| Your task |
Using the records provided below, locate and copy each line that contains the word "business".

| Stored rows |
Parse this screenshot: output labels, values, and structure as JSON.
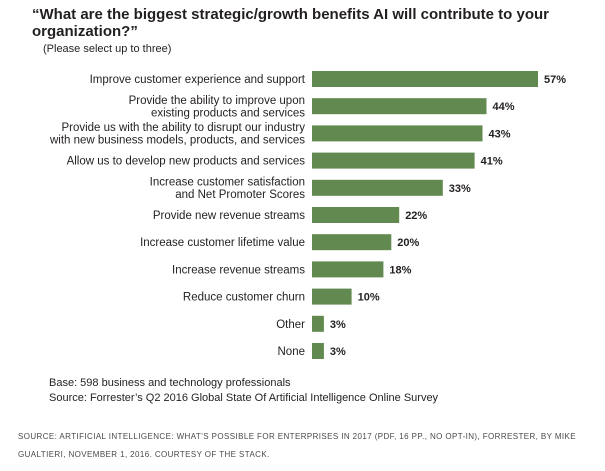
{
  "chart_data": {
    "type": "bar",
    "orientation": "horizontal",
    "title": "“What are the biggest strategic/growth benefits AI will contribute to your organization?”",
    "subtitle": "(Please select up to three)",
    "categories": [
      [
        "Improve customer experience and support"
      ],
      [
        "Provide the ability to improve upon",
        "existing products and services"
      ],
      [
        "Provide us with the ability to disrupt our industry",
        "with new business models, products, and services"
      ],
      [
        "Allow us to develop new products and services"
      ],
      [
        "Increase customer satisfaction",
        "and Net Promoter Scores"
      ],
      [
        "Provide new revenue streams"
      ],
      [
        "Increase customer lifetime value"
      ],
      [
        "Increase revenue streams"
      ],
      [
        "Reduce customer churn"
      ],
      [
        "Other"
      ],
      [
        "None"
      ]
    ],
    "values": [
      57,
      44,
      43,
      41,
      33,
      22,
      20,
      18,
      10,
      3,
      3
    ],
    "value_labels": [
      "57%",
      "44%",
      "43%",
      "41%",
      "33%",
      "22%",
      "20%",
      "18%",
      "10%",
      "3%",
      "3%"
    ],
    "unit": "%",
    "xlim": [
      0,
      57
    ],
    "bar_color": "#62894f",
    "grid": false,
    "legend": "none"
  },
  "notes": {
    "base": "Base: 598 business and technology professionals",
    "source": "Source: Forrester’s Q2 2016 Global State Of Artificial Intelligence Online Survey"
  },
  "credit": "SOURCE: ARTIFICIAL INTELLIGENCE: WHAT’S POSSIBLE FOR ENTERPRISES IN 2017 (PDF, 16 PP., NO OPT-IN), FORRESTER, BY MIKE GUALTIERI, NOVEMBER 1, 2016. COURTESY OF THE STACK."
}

| Final result |
        "with new business models, products, and services"
    "base": "Base: 598 business and technology professionals",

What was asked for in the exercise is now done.